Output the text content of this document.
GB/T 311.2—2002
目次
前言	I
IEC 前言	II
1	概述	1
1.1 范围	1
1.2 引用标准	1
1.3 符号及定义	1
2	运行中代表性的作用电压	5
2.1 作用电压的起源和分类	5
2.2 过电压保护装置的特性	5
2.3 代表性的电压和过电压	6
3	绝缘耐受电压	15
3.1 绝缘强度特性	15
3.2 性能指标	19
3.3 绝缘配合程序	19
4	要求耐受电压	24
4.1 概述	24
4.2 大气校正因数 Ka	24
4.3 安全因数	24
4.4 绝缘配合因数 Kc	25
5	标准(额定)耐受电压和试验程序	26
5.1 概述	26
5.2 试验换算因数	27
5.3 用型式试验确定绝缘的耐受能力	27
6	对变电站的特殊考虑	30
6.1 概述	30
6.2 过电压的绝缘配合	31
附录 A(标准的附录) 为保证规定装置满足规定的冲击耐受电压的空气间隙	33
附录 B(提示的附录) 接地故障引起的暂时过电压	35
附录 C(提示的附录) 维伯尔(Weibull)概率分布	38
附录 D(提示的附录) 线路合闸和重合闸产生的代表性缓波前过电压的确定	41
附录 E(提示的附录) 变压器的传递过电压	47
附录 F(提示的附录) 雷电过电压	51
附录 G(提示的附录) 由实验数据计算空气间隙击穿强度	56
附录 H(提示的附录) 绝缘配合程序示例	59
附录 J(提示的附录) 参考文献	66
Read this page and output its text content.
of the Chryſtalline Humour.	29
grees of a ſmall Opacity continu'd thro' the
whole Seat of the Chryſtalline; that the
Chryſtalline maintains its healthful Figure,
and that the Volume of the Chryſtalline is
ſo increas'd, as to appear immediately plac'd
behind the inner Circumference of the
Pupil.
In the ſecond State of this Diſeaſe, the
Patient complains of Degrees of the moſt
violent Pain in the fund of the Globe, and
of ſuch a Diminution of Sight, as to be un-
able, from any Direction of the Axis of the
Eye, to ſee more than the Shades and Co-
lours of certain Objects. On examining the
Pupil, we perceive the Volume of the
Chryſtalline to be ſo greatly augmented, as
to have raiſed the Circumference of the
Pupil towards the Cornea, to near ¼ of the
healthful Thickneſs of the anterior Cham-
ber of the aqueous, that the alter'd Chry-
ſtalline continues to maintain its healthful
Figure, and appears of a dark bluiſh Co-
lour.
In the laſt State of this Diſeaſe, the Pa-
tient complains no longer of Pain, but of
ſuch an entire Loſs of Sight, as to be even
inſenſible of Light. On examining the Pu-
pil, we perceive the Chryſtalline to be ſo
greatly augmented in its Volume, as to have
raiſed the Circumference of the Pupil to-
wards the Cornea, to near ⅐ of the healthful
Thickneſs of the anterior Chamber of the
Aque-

● Aim of the task
Count all lines of the data that include "raiſed". The answer is the number alone.

● The reply
2